**MATERIAL FOR THE TASK**
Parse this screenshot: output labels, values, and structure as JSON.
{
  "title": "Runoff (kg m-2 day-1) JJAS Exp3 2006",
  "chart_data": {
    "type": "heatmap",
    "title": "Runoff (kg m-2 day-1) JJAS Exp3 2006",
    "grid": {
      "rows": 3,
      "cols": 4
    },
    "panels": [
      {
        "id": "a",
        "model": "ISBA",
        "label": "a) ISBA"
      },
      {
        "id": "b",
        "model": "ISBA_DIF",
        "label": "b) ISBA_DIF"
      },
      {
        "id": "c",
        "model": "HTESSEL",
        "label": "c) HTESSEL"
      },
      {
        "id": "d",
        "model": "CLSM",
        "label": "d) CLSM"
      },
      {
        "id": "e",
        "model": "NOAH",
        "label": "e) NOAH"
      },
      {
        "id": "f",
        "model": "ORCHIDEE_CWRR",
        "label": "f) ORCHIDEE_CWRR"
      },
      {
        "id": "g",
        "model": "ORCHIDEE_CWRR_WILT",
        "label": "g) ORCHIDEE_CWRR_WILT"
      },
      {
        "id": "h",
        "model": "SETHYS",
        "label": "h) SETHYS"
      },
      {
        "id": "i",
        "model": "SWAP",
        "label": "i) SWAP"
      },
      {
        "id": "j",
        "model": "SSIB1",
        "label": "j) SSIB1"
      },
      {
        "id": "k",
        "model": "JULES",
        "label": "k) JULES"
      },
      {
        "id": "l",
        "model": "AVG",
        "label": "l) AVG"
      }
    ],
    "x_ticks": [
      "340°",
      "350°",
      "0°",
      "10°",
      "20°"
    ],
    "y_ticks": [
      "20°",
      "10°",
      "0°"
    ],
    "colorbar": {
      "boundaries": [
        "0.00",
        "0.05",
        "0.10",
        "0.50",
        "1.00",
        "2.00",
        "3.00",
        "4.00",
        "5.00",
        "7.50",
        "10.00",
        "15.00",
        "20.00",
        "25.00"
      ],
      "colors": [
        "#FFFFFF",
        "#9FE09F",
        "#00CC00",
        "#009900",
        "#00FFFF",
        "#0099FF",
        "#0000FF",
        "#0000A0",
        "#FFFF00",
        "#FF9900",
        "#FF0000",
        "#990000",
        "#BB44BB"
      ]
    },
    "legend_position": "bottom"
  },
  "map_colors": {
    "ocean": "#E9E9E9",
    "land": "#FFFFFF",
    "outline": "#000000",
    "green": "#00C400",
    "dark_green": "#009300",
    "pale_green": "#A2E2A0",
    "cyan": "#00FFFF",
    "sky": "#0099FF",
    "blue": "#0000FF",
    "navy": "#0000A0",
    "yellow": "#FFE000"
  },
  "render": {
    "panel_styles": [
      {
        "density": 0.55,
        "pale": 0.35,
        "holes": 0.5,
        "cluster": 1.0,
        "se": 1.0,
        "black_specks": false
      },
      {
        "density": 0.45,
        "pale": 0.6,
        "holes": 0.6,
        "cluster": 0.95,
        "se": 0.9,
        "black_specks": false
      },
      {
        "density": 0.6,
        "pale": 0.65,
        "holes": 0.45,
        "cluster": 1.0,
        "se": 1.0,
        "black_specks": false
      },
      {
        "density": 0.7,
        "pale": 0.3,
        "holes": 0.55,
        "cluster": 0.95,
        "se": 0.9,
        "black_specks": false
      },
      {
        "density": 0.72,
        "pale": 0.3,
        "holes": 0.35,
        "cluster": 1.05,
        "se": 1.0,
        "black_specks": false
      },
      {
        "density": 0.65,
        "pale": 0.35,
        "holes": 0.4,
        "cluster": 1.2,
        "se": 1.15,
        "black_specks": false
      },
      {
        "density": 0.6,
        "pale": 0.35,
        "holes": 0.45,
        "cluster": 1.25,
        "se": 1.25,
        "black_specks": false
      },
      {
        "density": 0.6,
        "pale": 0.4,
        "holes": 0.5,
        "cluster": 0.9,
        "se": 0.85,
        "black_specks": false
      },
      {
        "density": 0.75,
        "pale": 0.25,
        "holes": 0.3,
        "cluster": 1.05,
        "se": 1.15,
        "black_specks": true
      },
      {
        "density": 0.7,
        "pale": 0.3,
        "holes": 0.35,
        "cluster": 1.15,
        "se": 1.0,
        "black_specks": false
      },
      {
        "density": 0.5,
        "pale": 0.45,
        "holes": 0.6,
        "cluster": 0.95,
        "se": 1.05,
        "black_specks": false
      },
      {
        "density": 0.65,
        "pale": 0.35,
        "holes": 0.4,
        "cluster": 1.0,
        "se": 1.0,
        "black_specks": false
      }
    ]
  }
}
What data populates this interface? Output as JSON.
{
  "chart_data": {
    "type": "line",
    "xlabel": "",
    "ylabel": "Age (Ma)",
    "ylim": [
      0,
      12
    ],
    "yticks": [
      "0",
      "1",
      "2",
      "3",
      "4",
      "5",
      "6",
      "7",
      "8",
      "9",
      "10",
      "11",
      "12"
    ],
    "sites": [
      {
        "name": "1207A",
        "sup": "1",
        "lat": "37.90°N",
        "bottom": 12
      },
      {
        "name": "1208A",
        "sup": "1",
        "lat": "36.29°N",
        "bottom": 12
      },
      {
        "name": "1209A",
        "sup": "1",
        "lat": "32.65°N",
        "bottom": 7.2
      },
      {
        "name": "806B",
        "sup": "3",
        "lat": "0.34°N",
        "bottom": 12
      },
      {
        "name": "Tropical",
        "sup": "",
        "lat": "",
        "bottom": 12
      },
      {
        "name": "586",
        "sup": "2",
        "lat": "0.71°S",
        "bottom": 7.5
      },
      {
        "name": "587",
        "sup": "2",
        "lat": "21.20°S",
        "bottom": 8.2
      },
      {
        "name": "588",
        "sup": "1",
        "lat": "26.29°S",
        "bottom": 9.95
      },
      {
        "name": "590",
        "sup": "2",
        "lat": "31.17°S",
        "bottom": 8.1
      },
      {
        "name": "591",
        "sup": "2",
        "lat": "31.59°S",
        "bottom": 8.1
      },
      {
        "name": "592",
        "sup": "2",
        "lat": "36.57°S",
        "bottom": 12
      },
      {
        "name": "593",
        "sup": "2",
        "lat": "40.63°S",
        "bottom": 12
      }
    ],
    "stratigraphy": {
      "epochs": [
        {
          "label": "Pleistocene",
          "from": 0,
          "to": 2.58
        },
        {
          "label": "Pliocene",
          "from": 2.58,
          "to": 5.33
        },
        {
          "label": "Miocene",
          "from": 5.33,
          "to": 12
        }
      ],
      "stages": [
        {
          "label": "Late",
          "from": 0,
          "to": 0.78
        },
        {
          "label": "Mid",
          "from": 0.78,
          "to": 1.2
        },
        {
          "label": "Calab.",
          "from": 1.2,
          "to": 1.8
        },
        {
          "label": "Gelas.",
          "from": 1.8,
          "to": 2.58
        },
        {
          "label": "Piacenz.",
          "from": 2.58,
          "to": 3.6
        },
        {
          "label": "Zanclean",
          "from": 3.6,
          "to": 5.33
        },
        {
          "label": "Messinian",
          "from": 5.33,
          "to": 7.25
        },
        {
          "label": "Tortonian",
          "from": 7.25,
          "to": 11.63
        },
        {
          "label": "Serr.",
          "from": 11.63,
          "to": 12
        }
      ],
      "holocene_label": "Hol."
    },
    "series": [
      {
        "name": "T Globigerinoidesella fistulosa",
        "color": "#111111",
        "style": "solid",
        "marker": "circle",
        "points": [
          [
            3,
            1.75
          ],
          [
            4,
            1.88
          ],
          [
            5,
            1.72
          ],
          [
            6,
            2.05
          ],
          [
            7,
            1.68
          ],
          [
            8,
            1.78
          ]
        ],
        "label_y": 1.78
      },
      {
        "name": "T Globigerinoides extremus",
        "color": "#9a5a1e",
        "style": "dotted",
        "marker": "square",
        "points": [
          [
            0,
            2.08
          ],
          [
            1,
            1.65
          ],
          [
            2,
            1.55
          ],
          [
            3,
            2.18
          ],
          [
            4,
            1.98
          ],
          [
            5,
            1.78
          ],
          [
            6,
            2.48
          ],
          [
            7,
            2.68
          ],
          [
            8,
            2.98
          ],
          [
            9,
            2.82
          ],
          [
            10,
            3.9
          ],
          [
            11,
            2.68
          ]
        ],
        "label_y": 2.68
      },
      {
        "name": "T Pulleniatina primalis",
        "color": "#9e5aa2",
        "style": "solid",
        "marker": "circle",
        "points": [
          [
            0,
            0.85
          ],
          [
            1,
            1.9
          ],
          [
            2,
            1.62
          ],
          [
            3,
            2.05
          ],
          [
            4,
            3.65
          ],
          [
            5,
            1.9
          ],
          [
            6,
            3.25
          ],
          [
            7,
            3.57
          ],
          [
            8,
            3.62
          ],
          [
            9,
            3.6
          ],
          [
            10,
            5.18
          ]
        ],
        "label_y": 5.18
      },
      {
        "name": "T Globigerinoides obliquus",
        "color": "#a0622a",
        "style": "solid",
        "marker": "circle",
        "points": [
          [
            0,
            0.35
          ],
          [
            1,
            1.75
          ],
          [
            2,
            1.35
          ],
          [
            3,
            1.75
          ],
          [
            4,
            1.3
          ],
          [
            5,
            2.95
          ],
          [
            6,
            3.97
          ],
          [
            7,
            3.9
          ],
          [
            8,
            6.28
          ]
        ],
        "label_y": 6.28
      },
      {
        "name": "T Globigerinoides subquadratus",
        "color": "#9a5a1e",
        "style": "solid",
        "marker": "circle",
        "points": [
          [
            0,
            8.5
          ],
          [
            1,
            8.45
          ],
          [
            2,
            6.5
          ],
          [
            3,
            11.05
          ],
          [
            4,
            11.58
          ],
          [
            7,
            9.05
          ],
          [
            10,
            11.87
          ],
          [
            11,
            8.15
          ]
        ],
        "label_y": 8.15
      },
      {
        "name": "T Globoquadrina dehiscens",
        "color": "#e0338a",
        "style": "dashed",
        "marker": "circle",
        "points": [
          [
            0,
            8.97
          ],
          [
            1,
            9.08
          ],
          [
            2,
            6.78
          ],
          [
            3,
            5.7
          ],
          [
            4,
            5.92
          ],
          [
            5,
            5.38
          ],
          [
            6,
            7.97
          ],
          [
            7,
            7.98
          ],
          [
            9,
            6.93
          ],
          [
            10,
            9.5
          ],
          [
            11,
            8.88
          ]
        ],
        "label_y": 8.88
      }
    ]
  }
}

**EXERCISE**
Only lines that contain the word "from" are wanted; copy each of them.

**WORKED ANSWER**
          "from": 0,
          "from": 2.58,
          "from": 5.33,
          "from": 0,
          "from": 0.78,
          "from": 1.2,
          "from": 1.8,
          "from": 2.58,
          "from": 3.6,
          "from": 5.33,
          "from": 7.25,
          "from": 11.63,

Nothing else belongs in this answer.